• Goal: Find each line holding "dnia" and copy it out.

***** Data for this task

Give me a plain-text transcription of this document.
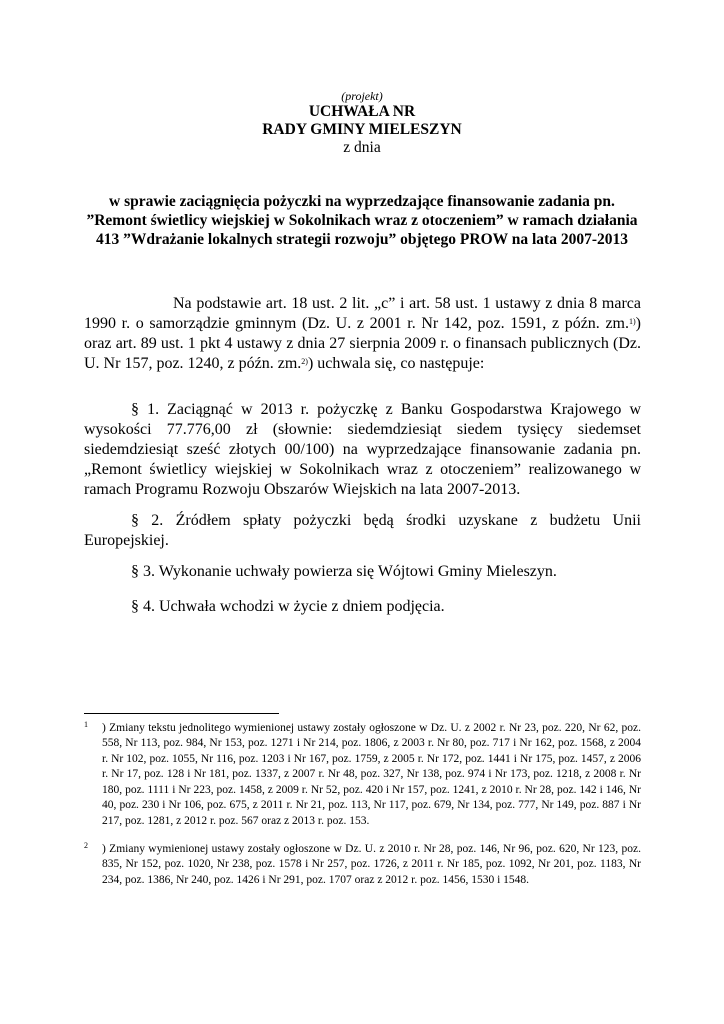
(projekt)
UCHWAŁA NR
RADY GMINY MIELESZYN
z dnia
w sprawie zaciągnięcia pożyczki na wyprzedzające finansowanie zadania pn. ”Remont świetlicy wiejskiej w Sokolnikach wraz z otoczeniem” w ramach działania 413 ”Wdrażanie lokalnych strategii rozwoju” objętego PROW na lata 2007-2013
Na podstawie art. 18 ust. 2 lit. „c” i art. 58 ust. 1 ustawy z dnia 8 marca 1990 r. o samorządzie gminnym (Dz. U. z 2001 r. Nr 142, poz. 1591, z późn. zm.$^{1)}$) oraz art. 89 ust. 1 pkt 4 ustawy z dnia 27 sierpnia 2009 r. o finansach publicznych (Dz. U. Nr 157, poz. 1240, z późn. zm.$^{2)}$) uchwala się, co następuje:
§ 1. Zaciągnąć w 2013 r. pożyczkę z Banku Gospodarstwa Krajowego w wysokości 77.776,00 zł (słownie: siedemdziesiąt siedem tysięcy siedemset siedemdziesiąt sześć złotych 00/100) na wyprzedzające finansowanie zadania pn. „Remont świetlicy wiejskiej w Sokolnikach wraz z otoczeniem” realizowanego w ramach Programu Rozwoju Obszarów Wiejskich na lata 2007-2013.
§ 2. Źródłem spłaty pożyczki będą środki uzyskane z budżetu Unii Europejskiej.
§ 3. Wykonanie uchwały powierza się Wójtowi Gminy Mieleszyn.
§ 4. Uchwała wchodzi w życie z dniem podjęcia.
1 ) Zmiany tekstu jednolitego wymienionej ustawy zostały ogłoszone w Dz. U. z 2002 r. Nr 23, poz. 220, Nr 62, poz. 558, Nr 113, poz. 984, Nr 153, poz. 1271 i Nr 214, poz. 1806, z 2003 r. Nr 80, poz. 717 i Nr 162, poz. 1568, z 2004 r. Nr 102, poz. 1055, Nr 116, poz. 1203 i Nr 167, poz. 1759, z 2005 r. Nr 172, poz. 1441 i Nr 175, poz. 1457, z 2006 r. Nr 17, poz. 128 i Nr 181, poz. 1337, z 2007 r. Nr 48, poz. 327, Nr 138, poz. 974 i Nr 173, poz. 1218, z 2008 r. Nr 180, poz. 1111 i Nr 223, poz. 1458, z 2009 r. Nr 52, poz. 420 i Nr 157, poz. 1241, z 2010 r. Nr 28, poz. 142 i 146, Nr 40, poz. 230 i Nr 106, poz. 675, z 2011 r. Nr 21, poz. 113, Nr 117, poz. 679, Nr 134, poz. 777, Nr 149, poz. 887 i Nr 217, poz. 1281, z 2012 r. poz. 567 oraz z 2013 r. poz. 153.
2 ) Zmiany wymienionej ustawy zostały ogłoszone w Dz. U. z 2010 r. Nr 28, poz. 146, Nr 96, poz. 620, Nr 123, poz. 835, Nr 152, poz. 1020, Nr 238, poz. 1578 i Nr 257, poz. 1726, z 2011 r. Nr 185, poz. 1092, Nr 201, poz. 1183, Nr 234, poz. 1386, Nr 240, poz. 1426 i Nr 291, poz. 1707 oraz z 2012 r. poz. 1456, 1530 i 1548.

**********

• Answer for the task:
z dnia
Na podstawie art. 18 ust. 2 lit. „c” i art. 58 ust. 1 ustawy z dnia 8 marca 1990 r. o samorządzie gminnym (Dz. U. z 2001 r. Nr 142, poz. 1591, z późn. zm.$^{1)}$) oraz art. 89 ust. 1 pkt 4 ustawy z dnia 27 sierpnia 2009 r. o finansach publicznych (Dz. U. Nr 157, poz. 1240, z późn. zm.$^{2)}$) uchwala się, co następuje:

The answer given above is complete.